Challenge – Gather all lines in the entries below that include the word "静脉注射".

Records for this task –
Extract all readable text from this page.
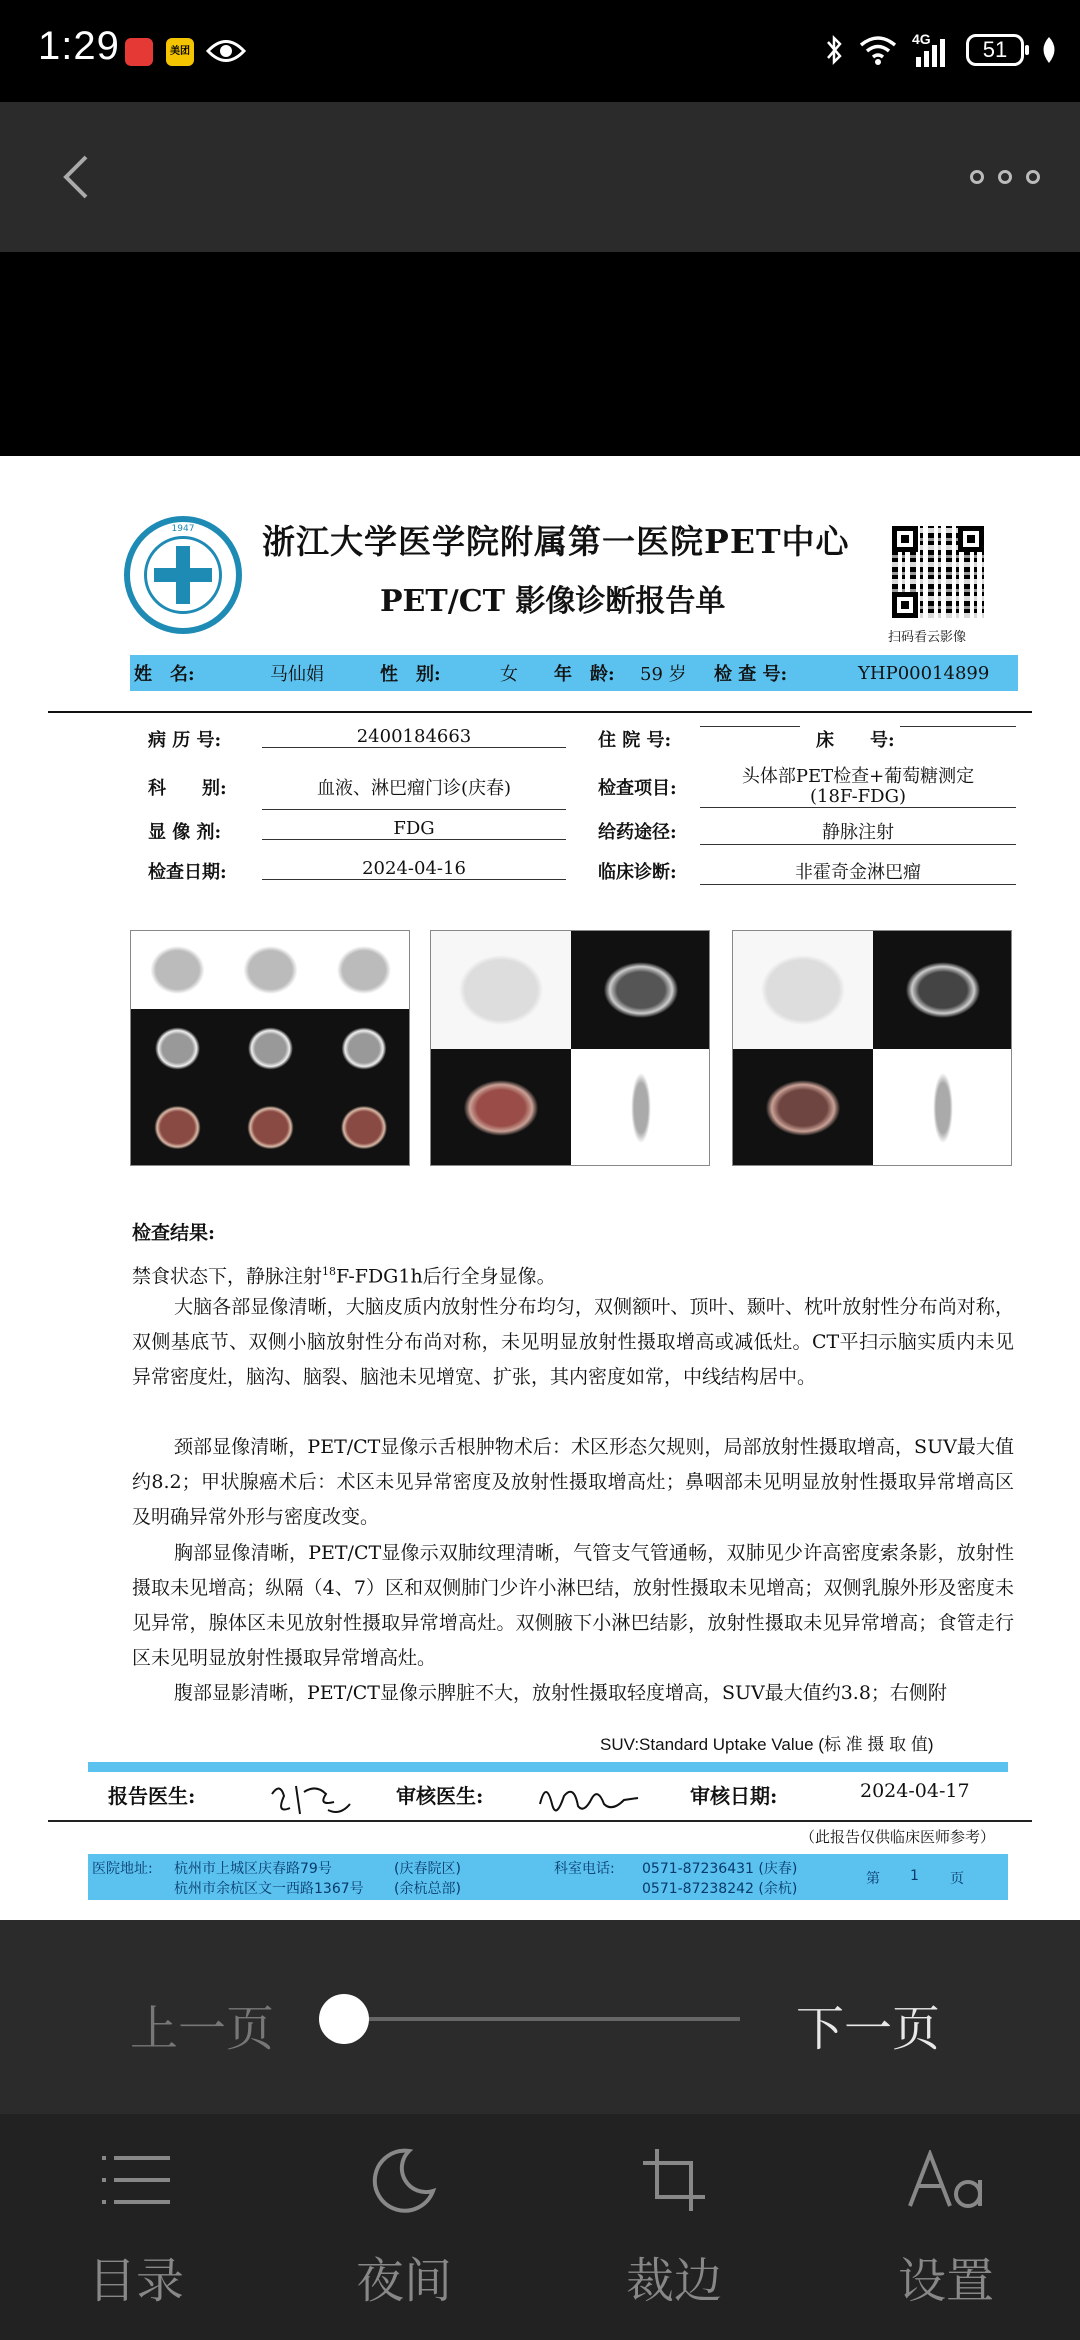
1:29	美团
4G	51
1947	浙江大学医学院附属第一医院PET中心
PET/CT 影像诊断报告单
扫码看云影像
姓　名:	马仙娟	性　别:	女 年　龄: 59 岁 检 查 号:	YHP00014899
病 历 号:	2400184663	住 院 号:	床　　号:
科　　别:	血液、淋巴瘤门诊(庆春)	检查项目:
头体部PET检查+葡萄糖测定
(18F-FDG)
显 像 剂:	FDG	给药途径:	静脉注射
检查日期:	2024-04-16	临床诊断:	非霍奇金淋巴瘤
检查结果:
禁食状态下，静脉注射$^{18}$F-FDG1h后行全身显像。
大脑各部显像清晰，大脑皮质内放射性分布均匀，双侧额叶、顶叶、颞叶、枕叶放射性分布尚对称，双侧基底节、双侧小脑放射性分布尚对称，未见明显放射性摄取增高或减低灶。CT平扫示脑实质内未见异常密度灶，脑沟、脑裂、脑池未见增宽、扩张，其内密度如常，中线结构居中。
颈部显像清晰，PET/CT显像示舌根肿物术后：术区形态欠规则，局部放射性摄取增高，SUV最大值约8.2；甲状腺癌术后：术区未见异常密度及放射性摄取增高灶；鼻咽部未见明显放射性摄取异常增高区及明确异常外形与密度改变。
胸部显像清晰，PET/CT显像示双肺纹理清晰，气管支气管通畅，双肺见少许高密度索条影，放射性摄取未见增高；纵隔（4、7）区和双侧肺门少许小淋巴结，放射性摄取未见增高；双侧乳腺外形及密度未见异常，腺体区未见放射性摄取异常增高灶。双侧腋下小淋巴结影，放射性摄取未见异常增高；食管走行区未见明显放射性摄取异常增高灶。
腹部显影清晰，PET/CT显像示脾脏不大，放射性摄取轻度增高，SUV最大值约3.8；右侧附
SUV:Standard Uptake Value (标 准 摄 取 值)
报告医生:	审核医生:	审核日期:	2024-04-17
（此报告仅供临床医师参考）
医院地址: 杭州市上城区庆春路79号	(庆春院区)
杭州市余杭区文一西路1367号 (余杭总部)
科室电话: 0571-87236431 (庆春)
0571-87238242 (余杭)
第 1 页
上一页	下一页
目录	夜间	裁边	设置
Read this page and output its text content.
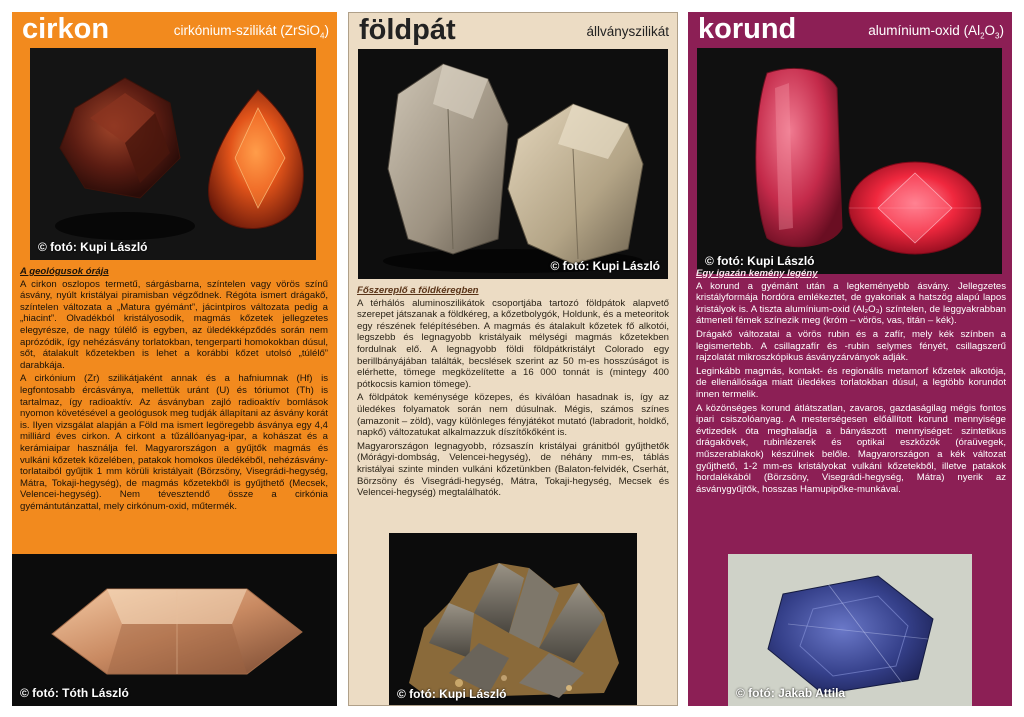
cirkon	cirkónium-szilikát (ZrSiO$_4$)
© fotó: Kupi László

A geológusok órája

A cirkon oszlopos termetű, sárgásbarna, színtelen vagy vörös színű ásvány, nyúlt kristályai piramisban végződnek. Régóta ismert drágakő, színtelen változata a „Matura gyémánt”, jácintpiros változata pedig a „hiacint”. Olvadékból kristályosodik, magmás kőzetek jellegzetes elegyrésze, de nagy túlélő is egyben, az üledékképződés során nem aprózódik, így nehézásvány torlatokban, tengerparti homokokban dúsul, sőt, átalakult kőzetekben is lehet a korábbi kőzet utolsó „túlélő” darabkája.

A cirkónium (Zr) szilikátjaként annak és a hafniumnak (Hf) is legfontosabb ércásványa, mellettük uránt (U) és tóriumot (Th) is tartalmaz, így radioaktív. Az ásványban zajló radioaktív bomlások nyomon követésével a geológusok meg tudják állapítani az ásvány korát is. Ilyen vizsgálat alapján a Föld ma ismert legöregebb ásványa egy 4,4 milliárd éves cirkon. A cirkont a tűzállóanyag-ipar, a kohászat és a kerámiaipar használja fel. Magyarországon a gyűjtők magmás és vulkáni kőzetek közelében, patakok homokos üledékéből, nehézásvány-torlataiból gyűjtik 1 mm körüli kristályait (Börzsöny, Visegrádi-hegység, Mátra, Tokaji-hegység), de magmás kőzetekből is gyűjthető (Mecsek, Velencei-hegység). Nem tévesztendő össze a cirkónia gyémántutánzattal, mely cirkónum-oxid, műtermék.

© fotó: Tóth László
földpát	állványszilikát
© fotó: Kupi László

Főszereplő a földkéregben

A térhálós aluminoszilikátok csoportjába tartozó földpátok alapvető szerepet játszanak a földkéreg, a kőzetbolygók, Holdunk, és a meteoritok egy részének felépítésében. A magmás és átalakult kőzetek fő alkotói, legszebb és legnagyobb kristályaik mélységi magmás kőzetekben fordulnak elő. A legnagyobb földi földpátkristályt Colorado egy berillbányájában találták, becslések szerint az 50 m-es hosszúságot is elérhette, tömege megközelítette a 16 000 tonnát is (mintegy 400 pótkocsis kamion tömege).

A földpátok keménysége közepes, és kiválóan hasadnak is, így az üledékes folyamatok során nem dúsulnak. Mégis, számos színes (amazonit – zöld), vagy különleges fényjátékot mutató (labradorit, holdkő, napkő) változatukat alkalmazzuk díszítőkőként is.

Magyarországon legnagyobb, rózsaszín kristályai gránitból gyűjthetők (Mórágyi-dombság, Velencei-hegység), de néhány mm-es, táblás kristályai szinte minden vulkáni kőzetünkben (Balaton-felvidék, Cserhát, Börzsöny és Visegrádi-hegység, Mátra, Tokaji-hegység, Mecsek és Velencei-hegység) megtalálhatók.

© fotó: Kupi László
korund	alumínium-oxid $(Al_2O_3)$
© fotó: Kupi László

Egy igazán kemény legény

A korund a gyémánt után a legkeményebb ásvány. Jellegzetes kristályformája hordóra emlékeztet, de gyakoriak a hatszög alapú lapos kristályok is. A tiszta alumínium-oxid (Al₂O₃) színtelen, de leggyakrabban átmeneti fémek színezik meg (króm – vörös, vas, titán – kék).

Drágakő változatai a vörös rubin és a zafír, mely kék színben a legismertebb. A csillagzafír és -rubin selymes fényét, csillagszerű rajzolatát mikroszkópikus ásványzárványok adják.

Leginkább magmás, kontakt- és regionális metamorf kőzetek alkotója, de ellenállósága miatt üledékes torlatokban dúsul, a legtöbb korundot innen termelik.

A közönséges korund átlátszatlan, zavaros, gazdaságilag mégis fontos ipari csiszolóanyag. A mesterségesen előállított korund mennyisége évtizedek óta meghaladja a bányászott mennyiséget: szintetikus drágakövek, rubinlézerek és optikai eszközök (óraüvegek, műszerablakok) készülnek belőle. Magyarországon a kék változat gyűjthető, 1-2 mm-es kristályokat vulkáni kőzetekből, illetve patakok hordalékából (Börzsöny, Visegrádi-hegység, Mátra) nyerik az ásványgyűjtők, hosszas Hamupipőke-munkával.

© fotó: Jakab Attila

---

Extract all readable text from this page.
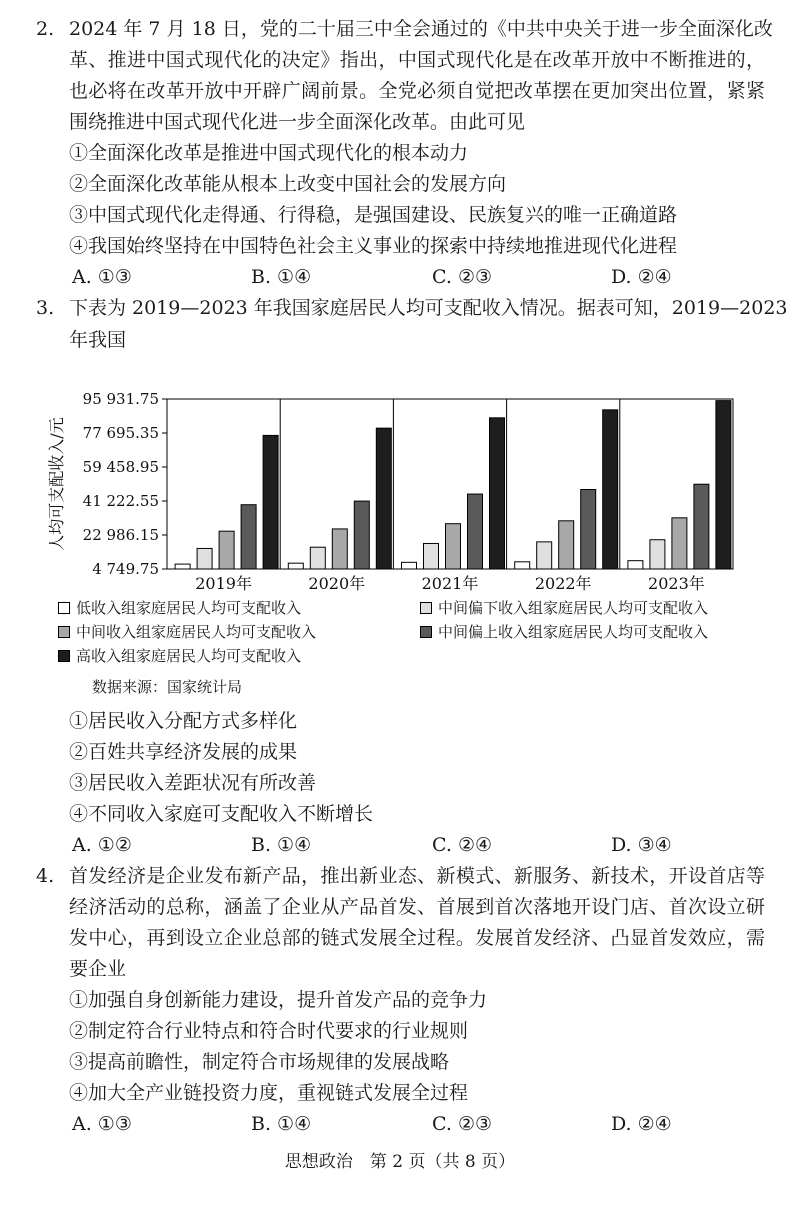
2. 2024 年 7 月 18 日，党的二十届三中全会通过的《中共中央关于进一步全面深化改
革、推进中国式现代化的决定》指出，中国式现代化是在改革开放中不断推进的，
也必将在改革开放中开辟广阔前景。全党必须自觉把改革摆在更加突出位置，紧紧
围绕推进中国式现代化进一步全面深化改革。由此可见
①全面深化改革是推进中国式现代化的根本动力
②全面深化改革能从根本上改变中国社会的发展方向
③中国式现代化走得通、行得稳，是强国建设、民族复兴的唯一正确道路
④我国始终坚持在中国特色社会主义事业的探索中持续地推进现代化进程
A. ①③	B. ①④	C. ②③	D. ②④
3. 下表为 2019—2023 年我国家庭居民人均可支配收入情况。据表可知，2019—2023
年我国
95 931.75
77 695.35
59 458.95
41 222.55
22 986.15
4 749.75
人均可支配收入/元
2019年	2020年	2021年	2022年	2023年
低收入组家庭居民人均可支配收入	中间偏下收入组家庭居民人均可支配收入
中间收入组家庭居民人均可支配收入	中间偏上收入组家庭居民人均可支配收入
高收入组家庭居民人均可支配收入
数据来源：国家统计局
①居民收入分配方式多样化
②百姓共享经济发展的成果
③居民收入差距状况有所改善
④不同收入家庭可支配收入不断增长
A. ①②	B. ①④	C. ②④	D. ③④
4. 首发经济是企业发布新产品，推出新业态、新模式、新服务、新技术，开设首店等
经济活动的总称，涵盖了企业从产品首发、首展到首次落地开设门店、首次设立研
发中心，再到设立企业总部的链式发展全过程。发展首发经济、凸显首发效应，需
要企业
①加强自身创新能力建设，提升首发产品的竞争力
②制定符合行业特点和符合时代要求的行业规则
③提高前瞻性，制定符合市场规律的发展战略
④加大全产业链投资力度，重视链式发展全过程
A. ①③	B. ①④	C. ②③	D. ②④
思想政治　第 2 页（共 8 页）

Response to this exercise –
显 像 剂:	FDG	给药途径:	静脉注射
禁食状态下，静脉注射$^{18}$F-FDG1h后行全身显像。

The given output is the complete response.